## WRITTEN REQUEST:
What is the number of lines containing "person"? Give only that number.

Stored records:
════

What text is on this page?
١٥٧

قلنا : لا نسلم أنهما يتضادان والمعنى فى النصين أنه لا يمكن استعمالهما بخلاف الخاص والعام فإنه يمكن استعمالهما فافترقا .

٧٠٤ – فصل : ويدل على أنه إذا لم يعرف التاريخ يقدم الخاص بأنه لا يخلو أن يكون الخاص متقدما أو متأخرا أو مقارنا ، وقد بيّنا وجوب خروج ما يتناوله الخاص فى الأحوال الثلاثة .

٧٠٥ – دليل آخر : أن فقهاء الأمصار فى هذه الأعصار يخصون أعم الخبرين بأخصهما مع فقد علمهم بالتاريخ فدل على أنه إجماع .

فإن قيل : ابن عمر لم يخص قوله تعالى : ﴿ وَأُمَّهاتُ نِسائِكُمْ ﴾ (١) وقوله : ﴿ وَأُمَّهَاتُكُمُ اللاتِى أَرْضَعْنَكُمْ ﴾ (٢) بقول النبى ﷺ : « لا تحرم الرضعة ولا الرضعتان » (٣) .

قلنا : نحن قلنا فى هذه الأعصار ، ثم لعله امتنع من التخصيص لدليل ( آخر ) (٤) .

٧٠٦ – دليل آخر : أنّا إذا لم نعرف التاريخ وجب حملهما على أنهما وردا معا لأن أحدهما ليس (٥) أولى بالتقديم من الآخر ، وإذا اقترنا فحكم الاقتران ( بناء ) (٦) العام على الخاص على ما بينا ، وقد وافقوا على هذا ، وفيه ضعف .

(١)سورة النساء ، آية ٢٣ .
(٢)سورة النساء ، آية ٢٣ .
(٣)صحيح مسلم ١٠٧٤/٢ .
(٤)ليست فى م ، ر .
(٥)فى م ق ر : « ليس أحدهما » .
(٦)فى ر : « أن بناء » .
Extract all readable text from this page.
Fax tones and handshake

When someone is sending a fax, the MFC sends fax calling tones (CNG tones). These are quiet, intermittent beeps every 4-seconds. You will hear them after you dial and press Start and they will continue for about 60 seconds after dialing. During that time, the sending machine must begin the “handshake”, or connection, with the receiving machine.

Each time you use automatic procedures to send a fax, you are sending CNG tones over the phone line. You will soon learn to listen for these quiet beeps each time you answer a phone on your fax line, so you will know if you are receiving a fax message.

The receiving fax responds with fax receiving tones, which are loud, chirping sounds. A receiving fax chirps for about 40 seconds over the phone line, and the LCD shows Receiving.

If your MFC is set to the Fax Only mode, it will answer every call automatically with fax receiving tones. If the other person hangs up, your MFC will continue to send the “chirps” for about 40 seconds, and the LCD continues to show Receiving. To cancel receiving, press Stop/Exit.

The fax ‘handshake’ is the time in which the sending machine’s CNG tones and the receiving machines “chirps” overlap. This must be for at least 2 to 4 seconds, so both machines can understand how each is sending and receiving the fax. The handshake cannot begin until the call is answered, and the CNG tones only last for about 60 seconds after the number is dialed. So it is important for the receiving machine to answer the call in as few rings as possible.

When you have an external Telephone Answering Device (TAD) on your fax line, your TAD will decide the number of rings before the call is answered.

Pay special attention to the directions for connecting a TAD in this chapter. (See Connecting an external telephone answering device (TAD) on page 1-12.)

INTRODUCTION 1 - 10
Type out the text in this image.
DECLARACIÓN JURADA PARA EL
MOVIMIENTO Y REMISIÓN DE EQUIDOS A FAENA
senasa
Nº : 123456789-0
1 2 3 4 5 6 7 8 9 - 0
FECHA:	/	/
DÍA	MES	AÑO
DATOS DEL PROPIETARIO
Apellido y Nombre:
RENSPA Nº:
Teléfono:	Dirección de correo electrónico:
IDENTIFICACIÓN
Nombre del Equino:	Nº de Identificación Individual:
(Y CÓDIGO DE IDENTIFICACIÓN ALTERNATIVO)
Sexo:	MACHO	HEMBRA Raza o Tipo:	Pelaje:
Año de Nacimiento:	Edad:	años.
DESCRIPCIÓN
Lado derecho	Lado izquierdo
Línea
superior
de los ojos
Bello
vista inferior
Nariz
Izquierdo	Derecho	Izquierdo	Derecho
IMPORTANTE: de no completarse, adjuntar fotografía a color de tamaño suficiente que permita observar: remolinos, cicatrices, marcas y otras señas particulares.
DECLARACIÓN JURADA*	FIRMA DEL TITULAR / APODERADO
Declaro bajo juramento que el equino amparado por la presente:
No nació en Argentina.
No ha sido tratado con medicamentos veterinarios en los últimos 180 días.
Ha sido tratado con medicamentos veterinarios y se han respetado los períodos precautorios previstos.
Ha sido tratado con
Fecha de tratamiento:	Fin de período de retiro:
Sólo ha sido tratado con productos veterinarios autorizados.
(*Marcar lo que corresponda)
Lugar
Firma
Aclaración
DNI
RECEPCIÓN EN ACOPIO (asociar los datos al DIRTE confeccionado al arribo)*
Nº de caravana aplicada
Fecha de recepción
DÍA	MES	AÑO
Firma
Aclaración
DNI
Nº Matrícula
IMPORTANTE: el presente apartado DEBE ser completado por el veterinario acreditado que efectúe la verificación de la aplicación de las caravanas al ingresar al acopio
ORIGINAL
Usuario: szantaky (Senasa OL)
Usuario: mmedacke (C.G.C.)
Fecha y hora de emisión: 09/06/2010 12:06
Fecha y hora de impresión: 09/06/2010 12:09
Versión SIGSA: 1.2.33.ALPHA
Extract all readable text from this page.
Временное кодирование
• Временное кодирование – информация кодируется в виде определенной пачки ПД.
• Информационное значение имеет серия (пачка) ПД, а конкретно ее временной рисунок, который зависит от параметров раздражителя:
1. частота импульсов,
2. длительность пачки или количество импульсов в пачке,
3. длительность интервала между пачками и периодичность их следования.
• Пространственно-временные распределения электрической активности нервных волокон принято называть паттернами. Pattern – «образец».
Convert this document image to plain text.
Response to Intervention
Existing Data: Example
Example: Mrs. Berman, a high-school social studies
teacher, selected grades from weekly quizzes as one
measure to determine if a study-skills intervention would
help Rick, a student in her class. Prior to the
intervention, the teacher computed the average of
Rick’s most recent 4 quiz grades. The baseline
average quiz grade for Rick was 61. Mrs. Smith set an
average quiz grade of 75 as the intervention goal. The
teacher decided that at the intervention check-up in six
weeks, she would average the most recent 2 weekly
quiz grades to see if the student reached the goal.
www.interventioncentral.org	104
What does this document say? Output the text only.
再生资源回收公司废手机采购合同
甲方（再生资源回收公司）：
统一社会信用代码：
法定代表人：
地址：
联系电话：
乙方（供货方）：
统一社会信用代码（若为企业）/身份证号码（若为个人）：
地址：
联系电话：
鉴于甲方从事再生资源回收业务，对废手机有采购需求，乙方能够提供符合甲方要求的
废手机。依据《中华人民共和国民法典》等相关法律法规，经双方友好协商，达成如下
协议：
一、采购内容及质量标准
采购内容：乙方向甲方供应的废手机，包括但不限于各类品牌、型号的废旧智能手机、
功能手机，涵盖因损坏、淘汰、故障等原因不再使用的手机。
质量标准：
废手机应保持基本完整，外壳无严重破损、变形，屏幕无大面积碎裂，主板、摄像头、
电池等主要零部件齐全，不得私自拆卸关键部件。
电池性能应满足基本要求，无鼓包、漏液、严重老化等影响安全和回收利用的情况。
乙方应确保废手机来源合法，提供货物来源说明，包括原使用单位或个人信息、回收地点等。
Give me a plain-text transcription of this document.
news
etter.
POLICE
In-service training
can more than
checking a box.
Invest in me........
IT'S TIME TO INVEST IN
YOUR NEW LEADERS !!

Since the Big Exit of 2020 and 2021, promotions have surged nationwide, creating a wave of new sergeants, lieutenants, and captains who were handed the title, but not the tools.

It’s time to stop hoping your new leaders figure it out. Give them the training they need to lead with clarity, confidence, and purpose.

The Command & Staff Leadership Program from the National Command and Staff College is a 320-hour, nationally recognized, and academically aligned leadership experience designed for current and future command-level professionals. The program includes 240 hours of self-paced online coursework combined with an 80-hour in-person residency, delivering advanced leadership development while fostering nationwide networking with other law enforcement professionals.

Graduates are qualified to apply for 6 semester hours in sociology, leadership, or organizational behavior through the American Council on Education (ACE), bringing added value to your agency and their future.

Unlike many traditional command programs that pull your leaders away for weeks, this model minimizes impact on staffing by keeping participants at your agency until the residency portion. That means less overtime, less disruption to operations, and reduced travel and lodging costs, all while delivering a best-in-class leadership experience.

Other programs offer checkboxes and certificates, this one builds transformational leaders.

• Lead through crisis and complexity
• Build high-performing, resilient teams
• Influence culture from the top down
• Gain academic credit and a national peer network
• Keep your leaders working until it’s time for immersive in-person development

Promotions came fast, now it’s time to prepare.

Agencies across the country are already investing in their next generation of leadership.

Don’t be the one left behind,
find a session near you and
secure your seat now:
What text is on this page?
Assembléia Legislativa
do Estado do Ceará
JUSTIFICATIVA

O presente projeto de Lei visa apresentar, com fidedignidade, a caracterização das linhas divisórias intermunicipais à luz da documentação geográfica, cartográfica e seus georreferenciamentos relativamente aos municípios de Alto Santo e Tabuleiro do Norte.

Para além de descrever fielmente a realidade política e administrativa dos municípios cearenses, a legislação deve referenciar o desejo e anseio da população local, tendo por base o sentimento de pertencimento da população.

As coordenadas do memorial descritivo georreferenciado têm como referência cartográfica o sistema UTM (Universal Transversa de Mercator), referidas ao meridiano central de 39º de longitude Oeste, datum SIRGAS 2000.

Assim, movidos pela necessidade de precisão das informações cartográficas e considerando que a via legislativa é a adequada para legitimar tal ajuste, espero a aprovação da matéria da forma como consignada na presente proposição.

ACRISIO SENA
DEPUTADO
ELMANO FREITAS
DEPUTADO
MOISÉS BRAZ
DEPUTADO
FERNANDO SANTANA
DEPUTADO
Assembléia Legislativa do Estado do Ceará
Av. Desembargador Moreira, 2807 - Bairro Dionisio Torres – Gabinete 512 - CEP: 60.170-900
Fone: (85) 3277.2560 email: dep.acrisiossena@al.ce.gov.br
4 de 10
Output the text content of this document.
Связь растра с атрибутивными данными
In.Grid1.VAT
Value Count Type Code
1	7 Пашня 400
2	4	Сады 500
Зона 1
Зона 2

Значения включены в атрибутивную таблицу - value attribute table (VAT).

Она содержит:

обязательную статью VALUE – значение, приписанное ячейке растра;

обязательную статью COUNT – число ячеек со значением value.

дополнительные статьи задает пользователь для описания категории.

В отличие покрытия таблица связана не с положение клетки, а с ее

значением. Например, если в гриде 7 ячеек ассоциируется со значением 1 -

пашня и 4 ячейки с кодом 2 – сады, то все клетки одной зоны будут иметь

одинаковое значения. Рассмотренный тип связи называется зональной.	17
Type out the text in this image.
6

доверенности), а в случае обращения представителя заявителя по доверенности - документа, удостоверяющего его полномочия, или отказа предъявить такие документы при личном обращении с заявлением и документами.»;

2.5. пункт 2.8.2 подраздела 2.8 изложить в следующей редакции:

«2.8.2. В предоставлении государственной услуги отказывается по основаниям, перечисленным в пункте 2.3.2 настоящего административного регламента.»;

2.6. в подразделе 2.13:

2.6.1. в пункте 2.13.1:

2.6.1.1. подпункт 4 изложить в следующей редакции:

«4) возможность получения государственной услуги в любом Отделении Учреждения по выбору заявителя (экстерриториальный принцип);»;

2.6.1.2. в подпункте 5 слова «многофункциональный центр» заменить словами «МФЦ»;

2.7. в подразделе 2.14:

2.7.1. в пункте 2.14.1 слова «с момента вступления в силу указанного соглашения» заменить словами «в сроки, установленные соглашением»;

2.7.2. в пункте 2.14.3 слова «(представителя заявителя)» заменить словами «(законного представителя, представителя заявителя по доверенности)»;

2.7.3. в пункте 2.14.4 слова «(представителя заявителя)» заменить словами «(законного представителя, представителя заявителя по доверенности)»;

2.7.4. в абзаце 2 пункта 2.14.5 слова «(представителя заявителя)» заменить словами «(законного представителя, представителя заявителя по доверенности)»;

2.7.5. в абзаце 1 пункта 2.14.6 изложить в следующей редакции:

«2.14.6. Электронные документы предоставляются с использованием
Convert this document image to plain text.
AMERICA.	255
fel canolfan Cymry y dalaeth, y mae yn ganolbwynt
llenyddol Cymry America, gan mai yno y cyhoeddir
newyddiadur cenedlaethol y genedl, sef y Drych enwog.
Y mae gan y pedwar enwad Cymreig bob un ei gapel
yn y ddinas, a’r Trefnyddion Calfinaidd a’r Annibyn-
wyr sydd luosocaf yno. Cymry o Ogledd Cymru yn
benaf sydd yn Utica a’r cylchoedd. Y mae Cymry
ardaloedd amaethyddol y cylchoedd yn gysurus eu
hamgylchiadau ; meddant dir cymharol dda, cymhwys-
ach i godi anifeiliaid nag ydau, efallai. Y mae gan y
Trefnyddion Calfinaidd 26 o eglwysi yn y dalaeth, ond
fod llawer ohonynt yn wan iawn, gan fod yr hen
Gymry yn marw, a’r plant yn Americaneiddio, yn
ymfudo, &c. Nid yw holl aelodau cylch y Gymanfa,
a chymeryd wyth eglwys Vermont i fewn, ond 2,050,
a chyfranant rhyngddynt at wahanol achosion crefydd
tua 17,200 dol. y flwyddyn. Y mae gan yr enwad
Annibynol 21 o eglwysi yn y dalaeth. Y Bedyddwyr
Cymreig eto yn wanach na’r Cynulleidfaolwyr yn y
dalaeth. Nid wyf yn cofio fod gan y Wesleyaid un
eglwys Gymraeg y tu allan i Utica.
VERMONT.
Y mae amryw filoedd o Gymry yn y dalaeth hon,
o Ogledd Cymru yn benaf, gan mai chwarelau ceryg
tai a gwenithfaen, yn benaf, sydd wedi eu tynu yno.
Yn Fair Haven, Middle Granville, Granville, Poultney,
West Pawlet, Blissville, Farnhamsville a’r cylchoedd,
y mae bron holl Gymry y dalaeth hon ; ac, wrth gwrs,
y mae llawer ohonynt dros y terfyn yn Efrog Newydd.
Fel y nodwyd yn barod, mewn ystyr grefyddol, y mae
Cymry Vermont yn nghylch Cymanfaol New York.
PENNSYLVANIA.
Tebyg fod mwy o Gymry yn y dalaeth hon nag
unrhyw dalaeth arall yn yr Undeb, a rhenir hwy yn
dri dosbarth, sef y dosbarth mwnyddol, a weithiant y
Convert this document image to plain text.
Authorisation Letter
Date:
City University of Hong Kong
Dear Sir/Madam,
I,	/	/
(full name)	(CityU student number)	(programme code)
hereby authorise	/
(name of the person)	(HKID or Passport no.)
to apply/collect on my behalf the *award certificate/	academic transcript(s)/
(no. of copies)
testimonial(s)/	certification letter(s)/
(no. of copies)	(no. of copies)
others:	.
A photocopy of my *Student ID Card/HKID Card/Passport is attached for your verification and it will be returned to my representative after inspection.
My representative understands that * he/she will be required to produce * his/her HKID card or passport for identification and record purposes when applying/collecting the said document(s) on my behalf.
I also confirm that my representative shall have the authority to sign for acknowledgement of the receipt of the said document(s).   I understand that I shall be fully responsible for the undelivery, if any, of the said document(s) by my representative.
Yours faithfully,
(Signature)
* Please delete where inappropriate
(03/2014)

════

## RESPONSE TO THIS TASK:
4